— begin Records for the exercise —
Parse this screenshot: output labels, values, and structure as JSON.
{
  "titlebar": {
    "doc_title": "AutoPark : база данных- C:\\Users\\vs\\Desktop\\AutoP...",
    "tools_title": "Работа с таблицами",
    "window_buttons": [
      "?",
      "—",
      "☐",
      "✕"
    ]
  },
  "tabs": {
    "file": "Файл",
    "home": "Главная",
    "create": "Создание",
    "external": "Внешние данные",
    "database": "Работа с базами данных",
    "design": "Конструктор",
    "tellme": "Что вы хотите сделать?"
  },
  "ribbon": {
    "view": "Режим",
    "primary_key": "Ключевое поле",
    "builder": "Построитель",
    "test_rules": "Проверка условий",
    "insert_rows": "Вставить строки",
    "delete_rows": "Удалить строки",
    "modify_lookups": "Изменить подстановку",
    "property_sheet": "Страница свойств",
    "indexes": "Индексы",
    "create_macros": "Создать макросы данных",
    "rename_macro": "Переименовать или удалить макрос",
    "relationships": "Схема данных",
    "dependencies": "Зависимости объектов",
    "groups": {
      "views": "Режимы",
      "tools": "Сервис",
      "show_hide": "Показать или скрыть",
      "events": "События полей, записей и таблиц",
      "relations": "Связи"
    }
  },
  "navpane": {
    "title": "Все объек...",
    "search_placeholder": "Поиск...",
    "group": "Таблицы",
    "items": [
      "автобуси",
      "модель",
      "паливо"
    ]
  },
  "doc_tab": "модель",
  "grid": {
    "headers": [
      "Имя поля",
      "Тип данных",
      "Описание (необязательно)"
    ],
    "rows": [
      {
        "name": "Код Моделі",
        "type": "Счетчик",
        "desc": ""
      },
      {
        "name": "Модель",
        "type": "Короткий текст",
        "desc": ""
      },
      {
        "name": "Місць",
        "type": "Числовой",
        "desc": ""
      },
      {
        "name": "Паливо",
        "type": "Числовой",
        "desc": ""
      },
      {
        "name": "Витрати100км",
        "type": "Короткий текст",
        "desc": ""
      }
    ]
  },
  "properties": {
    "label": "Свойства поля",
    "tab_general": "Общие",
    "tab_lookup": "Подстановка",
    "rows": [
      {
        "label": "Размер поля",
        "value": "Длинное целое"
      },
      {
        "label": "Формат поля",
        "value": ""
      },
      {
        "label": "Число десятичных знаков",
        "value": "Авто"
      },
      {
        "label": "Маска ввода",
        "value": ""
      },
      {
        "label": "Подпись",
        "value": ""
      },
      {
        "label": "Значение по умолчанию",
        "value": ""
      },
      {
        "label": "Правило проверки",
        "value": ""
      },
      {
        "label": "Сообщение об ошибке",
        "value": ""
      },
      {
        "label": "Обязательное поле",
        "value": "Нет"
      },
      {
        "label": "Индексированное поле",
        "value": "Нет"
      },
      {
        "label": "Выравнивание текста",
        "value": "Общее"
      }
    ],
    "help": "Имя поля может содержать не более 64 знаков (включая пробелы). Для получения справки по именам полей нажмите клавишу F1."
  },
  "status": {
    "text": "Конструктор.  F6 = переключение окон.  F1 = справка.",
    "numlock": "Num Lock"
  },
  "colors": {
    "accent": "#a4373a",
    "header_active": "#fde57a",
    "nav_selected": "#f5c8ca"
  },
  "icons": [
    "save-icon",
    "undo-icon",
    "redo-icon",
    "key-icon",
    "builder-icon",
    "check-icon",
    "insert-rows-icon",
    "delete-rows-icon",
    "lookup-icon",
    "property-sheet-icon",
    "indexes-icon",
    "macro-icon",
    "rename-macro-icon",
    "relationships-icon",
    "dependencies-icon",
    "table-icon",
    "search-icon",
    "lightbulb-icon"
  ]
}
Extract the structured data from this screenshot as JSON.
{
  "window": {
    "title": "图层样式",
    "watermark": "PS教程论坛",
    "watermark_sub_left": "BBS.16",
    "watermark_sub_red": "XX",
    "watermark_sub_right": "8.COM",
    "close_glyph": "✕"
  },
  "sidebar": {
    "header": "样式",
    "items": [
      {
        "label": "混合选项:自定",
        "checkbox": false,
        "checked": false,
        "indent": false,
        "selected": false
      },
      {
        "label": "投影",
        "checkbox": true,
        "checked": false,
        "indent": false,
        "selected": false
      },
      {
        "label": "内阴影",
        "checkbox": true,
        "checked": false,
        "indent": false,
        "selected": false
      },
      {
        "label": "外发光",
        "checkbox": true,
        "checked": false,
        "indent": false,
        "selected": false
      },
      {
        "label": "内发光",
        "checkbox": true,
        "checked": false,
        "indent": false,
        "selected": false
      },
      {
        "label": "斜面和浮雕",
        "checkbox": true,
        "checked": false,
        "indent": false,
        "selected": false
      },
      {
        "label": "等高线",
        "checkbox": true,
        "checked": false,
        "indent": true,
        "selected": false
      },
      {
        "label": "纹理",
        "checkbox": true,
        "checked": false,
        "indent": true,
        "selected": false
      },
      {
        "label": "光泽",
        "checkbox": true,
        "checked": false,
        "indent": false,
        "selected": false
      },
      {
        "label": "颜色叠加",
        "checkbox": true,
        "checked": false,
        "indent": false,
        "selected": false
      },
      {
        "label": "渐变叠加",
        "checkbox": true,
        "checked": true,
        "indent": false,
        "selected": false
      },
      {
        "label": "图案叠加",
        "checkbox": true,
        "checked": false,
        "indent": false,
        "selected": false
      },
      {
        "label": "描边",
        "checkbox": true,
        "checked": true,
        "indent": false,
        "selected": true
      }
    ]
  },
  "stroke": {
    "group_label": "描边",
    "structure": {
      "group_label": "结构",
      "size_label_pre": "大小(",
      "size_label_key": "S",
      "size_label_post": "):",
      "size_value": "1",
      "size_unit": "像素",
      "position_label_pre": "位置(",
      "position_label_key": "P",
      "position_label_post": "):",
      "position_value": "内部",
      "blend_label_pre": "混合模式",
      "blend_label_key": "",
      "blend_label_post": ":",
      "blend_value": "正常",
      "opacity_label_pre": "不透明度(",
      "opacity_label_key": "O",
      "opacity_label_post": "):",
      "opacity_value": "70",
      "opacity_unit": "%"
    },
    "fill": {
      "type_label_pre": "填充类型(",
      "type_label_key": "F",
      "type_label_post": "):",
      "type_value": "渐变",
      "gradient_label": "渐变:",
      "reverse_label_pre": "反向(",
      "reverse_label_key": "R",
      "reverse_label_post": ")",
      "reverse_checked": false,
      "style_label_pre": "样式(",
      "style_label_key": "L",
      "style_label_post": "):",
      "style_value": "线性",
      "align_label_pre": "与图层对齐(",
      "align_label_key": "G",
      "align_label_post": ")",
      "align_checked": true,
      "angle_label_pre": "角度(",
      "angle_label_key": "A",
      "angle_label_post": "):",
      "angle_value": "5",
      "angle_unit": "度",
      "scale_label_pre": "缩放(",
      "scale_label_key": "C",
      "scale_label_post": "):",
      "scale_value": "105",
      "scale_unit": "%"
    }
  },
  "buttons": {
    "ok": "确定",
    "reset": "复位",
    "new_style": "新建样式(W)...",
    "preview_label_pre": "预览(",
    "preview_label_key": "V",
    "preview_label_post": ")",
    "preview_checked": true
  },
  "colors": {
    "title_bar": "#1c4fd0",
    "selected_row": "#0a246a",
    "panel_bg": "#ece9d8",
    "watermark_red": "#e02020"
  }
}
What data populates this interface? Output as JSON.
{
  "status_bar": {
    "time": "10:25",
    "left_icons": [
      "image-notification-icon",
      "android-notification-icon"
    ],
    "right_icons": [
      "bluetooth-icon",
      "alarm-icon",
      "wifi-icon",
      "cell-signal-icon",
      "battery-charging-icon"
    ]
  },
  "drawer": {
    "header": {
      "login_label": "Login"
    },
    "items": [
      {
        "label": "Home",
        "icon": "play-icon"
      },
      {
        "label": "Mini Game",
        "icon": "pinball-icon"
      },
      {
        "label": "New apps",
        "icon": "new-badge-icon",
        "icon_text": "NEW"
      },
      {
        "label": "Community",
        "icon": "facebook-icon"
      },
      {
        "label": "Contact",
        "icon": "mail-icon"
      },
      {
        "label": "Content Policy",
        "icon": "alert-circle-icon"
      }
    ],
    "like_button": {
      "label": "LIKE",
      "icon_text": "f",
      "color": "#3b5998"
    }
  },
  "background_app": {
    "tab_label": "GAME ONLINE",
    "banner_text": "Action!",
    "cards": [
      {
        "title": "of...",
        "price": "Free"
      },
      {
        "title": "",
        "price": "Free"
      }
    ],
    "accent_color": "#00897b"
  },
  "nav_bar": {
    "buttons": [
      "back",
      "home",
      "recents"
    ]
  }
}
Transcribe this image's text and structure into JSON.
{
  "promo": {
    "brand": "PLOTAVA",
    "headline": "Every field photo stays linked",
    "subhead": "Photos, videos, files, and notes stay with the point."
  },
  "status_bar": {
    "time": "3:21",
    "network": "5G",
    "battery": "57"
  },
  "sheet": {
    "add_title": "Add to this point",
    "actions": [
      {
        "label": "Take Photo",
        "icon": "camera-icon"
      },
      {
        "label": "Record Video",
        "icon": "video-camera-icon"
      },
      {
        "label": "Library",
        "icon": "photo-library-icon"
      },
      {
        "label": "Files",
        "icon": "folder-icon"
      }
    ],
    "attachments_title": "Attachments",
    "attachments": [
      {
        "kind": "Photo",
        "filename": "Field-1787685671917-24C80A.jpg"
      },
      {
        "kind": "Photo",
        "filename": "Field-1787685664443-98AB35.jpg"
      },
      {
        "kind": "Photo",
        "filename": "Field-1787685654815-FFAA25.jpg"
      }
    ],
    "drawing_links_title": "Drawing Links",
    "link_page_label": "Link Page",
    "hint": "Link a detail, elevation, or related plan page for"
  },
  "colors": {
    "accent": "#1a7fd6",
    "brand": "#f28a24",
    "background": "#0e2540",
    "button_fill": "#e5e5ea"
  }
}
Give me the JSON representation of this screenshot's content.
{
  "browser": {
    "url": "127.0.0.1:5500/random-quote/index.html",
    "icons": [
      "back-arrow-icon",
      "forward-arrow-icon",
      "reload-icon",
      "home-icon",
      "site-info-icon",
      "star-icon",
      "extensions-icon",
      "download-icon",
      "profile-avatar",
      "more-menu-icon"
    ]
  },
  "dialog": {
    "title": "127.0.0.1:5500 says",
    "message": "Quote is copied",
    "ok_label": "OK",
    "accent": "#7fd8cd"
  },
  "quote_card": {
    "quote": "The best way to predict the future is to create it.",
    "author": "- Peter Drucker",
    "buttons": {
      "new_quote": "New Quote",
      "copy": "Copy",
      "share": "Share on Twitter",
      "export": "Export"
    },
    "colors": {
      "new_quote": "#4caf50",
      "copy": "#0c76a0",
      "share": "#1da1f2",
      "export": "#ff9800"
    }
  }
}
— end Records for the exercise —
■ Exercise brief ■
Say how many lines in the entries contain the string "this", and say nothing else.

■ Correct response ■
6